Using the information
1/ Answer these questions using the scapular winging excerpt.
(a) Which muscle transfer has had the greatest success for long thoracic nerve palsy?
(b) About how far laterally are the levator scapula and rhomboids moved in the Eden-Lange Transfer?
(c) Which nerve root is the dorsal scapular nerve a branch of?
2/ Copy the passage from the scapular winging excerpt starting with "Scapulothoracic fusion may" and going on through "procedure [5, 7].".

Excerpted text
——————————
Surgery for long thoracic nerve palsy may be indicated for patients with 1 year of symptoms, functional deficits, and no signs of recovery. Scapulothoracic fusion has been considered and may result in satisfactory results. However, due to the morbidity of the procedure it is generally reserved for high demand laborers and salvage situations. Fasciodesis procedures (sling) have also been utilized but can result in high rates of attritional loosening and poor function. Therefore, muscle transfers can be performed in an effort to restore a semblance of dynamic kinematics. Transfer of the sternocostal head of the pectoralis major has found the greatest measure of success [3, 4]. The selected portion of the tendon is reflected from its insertion on the humerus, tunneled ventral to the scapula and attached to the inferior angle of the scapula by various techniques. The tendon length generally requires augmentation with fascia latae or other graft for length. Published results have generally been favorable with an increase in variety of postsurgical outcomes scores [3, 5, 6].

Scapular winging can also be the product of injury to the spinal accessory nerve (cranial nerve 12) [4]. Upon loss of the trapezius activation, the scapula assumes a more inferior and lateral, or “drooping” posture. Winging is often less prominent than with serratus anterior palsy; however, the atrophy in the upper trapezius, loss of muscle tone and inability to shrug are easily discernible. Inability of the lower trapezius to achieve and maintain the retracted “functional” position of the scapula leads patients to report pain and weakness with forward elevation and abduction. Compensatory muscle spasm in the rhomboids and levator scapula are common. The diagnosis can be corroborated by EMG. Interpretation of EMG findings must be carefully performed as a false-negative report can occur due to placement of the recording electrode in the normal underlying rhomboids instead of the thin, atrophic overlying trapezius. For idiopathic causes or neuritis, supportive management and observation are recommended up to 1 year. In cases of iatrogenic transection or penetrating trauma, surgery is often advocated.

Scapulothoracic fusion may provide static stability and relieve pain but the loss of motion and complications may be unacceptable. The Eden-Lange Transfer was developed to provide a dynamic medial and superior restraint [3, 4]. In this procedure, the levator scapula and rhomboids are transferred approximately 5 cm laterally and secured via drill holes into the scapular body to improve mechanical advantage and substitute for trapezius function. Both short-term and long-term positive outcomes have been previously reported following this procedure [5, 7].

Less commonly, weakness of the major and minor rhomboid muscles is encountered in deficits of the dorsal scapular nerve. The nerve is a branch of the C5 nerve root and may be involved in radiculopathy. With loss of the rhomboids, unopposed pull of the serratus anterior results in lateral rotation of the inferior angle of the scapula. Atrophy of the rhomboids may be observed. EMG and supportive observation as outlined earlier are recommended. Fasciodesis procedures have met with limited success.
——————————
Dataset entries:
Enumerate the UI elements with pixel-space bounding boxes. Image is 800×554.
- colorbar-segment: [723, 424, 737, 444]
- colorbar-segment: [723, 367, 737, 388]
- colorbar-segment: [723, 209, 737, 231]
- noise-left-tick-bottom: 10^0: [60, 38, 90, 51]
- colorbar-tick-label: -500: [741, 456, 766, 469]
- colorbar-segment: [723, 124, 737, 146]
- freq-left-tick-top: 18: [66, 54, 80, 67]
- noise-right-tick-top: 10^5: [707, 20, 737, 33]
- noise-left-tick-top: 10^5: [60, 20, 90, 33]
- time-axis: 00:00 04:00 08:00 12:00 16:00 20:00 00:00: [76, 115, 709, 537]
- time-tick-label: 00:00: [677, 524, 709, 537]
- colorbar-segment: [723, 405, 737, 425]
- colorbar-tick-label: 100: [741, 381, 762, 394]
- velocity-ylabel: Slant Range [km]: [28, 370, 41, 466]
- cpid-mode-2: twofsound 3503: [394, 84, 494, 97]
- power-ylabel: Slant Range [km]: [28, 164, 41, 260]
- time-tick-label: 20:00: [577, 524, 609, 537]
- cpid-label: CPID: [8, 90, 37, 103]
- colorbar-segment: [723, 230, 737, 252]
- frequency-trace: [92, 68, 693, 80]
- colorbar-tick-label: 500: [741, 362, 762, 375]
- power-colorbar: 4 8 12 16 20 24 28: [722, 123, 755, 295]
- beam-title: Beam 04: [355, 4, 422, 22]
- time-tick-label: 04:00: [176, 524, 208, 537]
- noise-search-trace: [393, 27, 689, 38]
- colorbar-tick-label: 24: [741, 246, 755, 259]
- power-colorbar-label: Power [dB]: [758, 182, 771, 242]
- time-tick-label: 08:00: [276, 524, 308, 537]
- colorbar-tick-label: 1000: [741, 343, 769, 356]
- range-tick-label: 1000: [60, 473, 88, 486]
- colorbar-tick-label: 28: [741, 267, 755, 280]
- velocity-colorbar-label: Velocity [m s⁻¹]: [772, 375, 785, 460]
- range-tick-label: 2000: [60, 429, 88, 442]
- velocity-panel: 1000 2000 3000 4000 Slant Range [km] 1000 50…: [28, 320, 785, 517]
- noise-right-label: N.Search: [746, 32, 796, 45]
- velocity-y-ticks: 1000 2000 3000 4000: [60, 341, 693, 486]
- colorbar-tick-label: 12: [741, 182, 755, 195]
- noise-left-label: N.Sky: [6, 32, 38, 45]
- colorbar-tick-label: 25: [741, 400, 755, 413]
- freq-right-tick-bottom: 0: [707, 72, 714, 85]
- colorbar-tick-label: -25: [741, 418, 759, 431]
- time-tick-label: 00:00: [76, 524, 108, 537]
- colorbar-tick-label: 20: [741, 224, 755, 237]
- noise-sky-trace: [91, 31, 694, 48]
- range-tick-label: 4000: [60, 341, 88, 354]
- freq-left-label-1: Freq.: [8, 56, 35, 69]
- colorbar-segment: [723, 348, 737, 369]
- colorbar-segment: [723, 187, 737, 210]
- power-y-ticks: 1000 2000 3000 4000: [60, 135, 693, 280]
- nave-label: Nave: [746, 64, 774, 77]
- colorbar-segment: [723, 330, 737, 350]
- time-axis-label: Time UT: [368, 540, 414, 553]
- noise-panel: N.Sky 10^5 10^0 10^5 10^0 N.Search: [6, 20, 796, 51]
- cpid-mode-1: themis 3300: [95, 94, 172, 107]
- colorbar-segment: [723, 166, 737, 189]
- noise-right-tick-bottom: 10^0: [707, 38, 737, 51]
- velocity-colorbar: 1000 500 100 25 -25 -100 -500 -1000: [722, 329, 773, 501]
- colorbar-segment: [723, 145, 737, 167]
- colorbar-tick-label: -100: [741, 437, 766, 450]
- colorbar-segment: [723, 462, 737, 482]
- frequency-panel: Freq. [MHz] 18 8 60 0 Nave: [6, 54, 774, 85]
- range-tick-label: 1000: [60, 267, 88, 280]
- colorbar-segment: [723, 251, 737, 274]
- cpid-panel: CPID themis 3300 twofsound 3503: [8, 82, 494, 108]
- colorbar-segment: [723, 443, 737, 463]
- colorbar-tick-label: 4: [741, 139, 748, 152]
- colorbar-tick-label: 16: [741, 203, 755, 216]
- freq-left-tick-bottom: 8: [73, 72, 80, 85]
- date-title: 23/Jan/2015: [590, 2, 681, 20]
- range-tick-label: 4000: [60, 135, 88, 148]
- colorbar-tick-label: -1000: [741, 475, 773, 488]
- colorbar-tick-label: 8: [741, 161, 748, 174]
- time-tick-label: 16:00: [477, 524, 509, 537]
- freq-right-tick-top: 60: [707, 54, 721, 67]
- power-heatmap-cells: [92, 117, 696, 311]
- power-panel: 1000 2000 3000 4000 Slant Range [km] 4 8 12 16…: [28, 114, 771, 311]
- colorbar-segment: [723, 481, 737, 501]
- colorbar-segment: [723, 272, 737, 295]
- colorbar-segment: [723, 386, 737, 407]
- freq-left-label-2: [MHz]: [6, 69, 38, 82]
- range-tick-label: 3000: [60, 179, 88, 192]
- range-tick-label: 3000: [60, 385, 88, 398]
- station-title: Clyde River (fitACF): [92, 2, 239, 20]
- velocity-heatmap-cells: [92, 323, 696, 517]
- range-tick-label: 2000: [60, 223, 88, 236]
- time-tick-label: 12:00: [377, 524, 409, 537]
——————————
Answers to the tasks
1/
(a) Transfer of the sternocostal head of the pectoralis major
(b) About 5 cm
(c) The C5 nerve root

2/
Scapulothoracic fusion may provide static stability and relieve pain but the loss of motion and complications may be unacceptable. The Eden-Lange Transfer was developed to provide a dynamic medial and superior restraint [3, 4]. In this procedure, the levator scapula and rhomboids are transferred approximately 5 cm laterally and secured via drill holes into the scapular body to improve mechanical advantage and substitute for trapezius function. Both short-term and long-term positive outcomes have been previously reported following this procedure [5, 7].